**GIVEN DATA**
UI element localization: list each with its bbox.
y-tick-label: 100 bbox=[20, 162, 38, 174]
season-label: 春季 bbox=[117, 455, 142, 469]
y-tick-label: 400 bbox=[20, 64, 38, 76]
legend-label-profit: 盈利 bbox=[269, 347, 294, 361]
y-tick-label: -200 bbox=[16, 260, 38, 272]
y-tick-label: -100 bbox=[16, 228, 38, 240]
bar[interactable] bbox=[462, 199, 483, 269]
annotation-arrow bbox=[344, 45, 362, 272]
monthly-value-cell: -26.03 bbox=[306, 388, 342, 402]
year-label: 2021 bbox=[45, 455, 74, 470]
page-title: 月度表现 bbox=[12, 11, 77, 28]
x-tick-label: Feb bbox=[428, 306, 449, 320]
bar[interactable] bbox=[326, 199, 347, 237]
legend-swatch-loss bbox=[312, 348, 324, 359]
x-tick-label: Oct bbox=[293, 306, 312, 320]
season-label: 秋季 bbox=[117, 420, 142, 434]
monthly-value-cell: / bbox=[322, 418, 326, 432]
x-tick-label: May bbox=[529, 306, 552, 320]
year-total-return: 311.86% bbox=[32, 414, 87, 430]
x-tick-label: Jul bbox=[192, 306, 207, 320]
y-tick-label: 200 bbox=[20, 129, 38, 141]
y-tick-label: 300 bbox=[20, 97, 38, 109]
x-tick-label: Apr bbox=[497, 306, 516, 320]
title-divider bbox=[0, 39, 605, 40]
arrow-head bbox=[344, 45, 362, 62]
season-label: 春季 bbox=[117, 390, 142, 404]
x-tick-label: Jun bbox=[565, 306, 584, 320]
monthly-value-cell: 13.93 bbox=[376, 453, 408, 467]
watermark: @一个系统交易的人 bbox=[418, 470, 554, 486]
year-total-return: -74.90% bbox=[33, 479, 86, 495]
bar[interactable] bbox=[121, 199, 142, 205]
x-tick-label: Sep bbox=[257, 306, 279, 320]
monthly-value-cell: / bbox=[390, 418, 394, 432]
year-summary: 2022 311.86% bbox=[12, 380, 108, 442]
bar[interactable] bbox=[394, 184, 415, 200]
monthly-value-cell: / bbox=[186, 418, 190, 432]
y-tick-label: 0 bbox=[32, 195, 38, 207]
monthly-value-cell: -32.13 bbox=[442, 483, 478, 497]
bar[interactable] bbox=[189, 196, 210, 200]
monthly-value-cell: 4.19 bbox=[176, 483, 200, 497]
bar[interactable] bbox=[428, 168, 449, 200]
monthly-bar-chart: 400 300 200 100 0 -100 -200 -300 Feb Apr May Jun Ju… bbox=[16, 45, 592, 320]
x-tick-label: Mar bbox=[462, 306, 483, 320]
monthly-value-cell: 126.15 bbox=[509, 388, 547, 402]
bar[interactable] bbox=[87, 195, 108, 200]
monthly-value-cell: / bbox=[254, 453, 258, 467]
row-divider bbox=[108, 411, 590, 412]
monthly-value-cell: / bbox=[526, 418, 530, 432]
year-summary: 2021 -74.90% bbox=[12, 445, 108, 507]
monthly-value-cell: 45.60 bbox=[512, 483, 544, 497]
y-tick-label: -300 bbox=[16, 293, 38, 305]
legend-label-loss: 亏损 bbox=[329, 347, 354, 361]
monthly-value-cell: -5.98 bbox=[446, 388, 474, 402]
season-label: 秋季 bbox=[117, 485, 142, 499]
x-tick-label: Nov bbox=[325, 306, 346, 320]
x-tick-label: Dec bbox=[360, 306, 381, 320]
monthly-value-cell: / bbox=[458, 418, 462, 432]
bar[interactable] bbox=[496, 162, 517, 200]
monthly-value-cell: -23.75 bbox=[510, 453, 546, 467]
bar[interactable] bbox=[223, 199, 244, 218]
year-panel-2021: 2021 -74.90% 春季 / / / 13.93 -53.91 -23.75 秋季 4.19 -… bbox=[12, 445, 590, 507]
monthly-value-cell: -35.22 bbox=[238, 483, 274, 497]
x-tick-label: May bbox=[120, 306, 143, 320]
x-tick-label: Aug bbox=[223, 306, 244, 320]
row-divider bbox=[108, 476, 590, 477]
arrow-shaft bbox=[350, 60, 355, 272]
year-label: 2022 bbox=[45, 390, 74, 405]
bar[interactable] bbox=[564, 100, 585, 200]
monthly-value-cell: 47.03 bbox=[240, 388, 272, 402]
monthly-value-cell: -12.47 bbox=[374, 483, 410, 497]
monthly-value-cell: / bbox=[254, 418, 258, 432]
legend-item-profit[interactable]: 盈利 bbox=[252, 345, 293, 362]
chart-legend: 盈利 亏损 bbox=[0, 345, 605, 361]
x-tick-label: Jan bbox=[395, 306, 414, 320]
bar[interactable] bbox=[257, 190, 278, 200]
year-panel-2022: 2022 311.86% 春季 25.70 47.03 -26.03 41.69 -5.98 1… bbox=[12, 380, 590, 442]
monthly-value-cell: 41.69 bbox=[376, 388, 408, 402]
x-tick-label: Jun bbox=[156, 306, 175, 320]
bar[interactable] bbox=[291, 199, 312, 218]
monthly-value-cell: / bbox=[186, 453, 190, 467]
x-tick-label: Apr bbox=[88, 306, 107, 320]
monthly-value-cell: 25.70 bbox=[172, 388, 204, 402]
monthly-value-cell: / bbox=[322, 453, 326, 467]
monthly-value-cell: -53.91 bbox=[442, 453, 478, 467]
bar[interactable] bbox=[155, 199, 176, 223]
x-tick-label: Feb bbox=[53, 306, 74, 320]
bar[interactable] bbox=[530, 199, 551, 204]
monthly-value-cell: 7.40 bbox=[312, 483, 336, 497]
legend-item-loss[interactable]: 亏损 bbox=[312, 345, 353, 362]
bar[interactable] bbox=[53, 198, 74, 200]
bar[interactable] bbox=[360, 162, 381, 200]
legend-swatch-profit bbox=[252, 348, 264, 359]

**EXERCISE**
Copy the lines above word for word.

**SOLUTION FOR THIS EXERCISE**
UI element localization: list each with its bbox.
y-tick-label: 100 bbox=[20, 162, 38, 174]
season-label: 春季 bbox=[117, 455, 142, 469]
y-tick-label: 400 bbox=[20, 64, 38, 76]
legend-label-profit: 盈利 bbox=[269, 347, 294, 361]
y-tick-label: -200 bbox=[16, 260, 38, 272]
y-tick-label: -100 bbox=[16, 228, 38, 240]
bar[interactable] bbox=[462, 199, 483, 269]
annotation-arrow bbox=[344, 45, 362, 272]
monthly-value-cell: -26.03 bbox=[306, 388, 342, 402]
year-label: 2021 bbox=[45, 455, 74, 470]
page-title: 月度表现 bbox=[12, 11, 77, 28]
x-tick-label: Feb bbox=[428, 306, 449, 320]
bar[interactable] bbox=[326, 199, 347, 237]
legend-swatch-loss bbox=[312, 348, 324, 359]
x-tick-label: Oct bbox=[293, 306, 312, 320]
season-label: 秋季 bbox=[117, 420, 142, 434]
monthly-value-cell: / bbox=[322, 418, 326, 432]
x-tick-label: May bbox=[529, 306, 552, 320]
year-total-return: 311.86% bbox=[32, 414, 87, 430]
x-tick-label: Jul bbox=[192, 306, 207, 320]
y-tick-label: 200 bbox=[20, 129, 38, 141]
y-tick-label: 300 bbox=[20, 97, 38, 109]
x-tick-label: Apr bbox=[497, 306, 516, 320]
title-divider bbox=[0, 39, 605, 40]
arrow-head bbox=[344, 45, 362, 62]
season-label: 春季 bbox=[117, 390, 142, 404]
x-tick-label: Jun bbox=[565, 306, 584, 320]
monthly-value-cell: 13.93 bbox=[376, 453, 408, 467]
watermark: @一个系统交易的人 bbox=[418, 470, 554, 486]
year-total-return: -74.90% bbox=[33, 479, 86, 495]
bar[interactable] bbox=[121, 199, 142, 205]
x-tick-label: Sep bbox=[257, 306, 279, 320]
monthly-value-cell: / bbox=[390, 418, 394, 432]
year-summary: 2022 311.86% bbox=[12, 380, 108, 442]
bar[interactable] bbox=[394, 184, 415, 200]
monthly-value-cell: / bbox=[186, 418, 190, 432]
y-tick-label: 0 bbox=[32, 195, 38, 207]
monthly-value-cell: -32.13 bbox=[442, 483, 478, 497]
bar[interactable] bbox=[189, 196, 210, 200]
monthly-value-cell: 4.19 bbox=[176, 483, 200, 497]
bar[interactable] bbox=[428, 168, 449, 200]
monthly-bar-chart: 400 300 200 100 0 -100 -200 -300 Feb Apr May Jun Ju… bbox=[16, 45, 592, 320]
x-tick-label: Mar bbox=[462, 306, 483, 320]
monthly-value-cell: 126.15 bbox=[509, 388, 547, 402]
bar[interactable] bbox=[87, 195, 108, 200]
monthly-value-cell: / bbox=[254, 453, 258, 467]
row-divider bbox=[108, 411, 590, 412]
monthly-value-cell: / bbox=[526, 418, 530, 432]
year-summary: 2021 -74.90% bbox=[12, 445, 108, 507]
monthly-value-cell: 45.60 bbox=[512, 483, 544, 497]
y-tick-label: -300 bbox=[16, 293, 38, 305]
legend-label-loss: 亏损 bbox=[329, 347, 354, 361]
monthly-value-cell: -5.98 bbox=[446, 388, 474, 402]
season-label: 秋季 bbox=[117, 485, 142, 499]
x-tick-label: Nov bbox=[325, 306, 346, 320]
x-tick-label: Dec bbox=[360, 306, 381, 320]
monthly-value-cell: / bbox=[458, 418, 462, 432]
bar[interactable] bbox=[496, 162, 517, 200]
monthly-value-cell: -23.75 bbox=[510, 453, 546, 467]
bar[interactable] bbox=[223, 199, 244, 218]
year-panel-2021: 2021 -74.90% 春季 / / / 13.93 -53.91 -23.75 秋季 4.19 -… bbox=[12, 445, 590, 507]
monthly-value-cell: -35.22 bbox=[238, 483, 274, 497]
x-tick-label: May bbox=[120, 306, 143, 320]
x-tick-label: Aug bbox=[223, 306, 244, 320]
row-divider bbox=[108, 476, 590, 477]
arrow-shaft bbox=[350, 60, 355, 272]
year-label: 2022 bbox=[45, 390, 74, 405]
bar[interactable] bbox=[564, 100, 585, 200]
monthly-value-cell: 47.03 bbox=[240, 388, 272, 402]
monthly-value-cell: -12.47 bbox=[374, 483, 410, 497]
monthly-value-cell: / bbox=[254, 418, 258, 432]
legend-item-profit[interactable]: 盈利 bbox=[252, 345, 293, 362]
chart-legend: 盈利 亏损 bbox=[0, 345, 605, 361]
x-tick-label: Jan bbox=[395, 306, 414, 320]
bar[interactable] bbox=[257, 190, 278, 200]
year-panel-2022: 2022 311.86% 春季 25.70 47.03 -26.03 41.69 -5.98 1… bbox=[12, 380, 590, 442]
monthly-value-cell: 41.69 bbox=[376, 388, 408, 402]
x-tick-label: Jun bbox=[156, 306, 175, 320]
bar[interactable] bbox=[291, 199, 312, 218]
monthly-value-cell: / bbox=[186, 453, 190, 467]
x-tick-label: Apr bbox=[88, 306, 107, 320]
monthly-value-cell: 25.70 bbox=[172, 388, 204, 402]
monthly-value-cell: / bbox=[322, 453, 326, 467]
monthly-value-cell: -53.91 bbox=[442, 453, 478, 467]
bar[interactable] bbox=[155, 199, 176, 223]
x-tick-label: Feb bbox=[53, 306, 74, 320]
bar[interactable] bbox=[530, 199, 551, 204]
monthly-value-cell: 7.40 bbox=[312, 483, 336, 497]
legend-item-loss[interactable]: 亏损 bbox=[312, 345, 353, 362]
bar[interactable] bbox=[53, 198, 74, 200]
bar[interactable] bbox=[360, 162, 381, 200]
legend-swatch-profit bbox=[252, 348, 264, 359]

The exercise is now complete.